DATA SECTION:
· · · ·

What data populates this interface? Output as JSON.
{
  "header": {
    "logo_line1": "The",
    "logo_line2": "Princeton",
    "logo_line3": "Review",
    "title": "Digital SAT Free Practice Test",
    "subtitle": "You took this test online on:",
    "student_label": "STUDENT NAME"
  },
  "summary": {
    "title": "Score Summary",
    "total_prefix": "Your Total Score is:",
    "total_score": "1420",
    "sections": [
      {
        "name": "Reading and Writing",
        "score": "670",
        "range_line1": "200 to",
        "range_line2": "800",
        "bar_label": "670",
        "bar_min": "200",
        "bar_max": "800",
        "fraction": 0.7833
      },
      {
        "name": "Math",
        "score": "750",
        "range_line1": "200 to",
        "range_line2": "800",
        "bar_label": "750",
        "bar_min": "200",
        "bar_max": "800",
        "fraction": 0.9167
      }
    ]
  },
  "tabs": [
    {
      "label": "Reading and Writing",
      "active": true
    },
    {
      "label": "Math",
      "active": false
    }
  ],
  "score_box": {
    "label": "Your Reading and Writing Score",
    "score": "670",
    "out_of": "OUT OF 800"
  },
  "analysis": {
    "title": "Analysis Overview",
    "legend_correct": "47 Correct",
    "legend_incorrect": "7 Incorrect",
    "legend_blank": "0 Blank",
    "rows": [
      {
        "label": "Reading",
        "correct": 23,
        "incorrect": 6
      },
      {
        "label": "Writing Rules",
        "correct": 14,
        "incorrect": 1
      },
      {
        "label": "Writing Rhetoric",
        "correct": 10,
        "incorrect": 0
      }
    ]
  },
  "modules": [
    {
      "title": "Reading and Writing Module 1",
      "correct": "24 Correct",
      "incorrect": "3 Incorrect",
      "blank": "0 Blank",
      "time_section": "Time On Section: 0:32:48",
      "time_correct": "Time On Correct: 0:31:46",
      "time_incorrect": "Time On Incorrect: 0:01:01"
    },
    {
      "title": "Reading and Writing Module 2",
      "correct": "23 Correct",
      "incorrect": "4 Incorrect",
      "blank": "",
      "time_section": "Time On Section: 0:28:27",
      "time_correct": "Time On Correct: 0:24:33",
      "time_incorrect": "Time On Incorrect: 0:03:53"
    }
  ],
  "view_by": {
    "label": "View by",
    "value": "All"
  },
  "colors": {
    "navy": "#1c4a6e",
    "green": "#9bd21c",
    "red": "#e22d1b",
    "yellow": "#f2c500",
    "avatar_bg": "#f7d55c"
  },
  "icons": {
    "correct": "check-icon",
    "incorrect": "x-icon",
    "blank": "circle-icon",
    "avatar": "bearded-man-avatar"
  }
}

· · · ·

INSTRUCTION: Pick each line holding the word "Reading" out of the listing.

COMPLETED EXERCISE:
        "name": "Reading and Writing",
      "label": "Reading and Writing",
    "label": "Your Reading and Writing Score",
        "label": "Reading",
      "title": "Reading and Writing Module 1",
      "title": "Reading and Writing Module 2",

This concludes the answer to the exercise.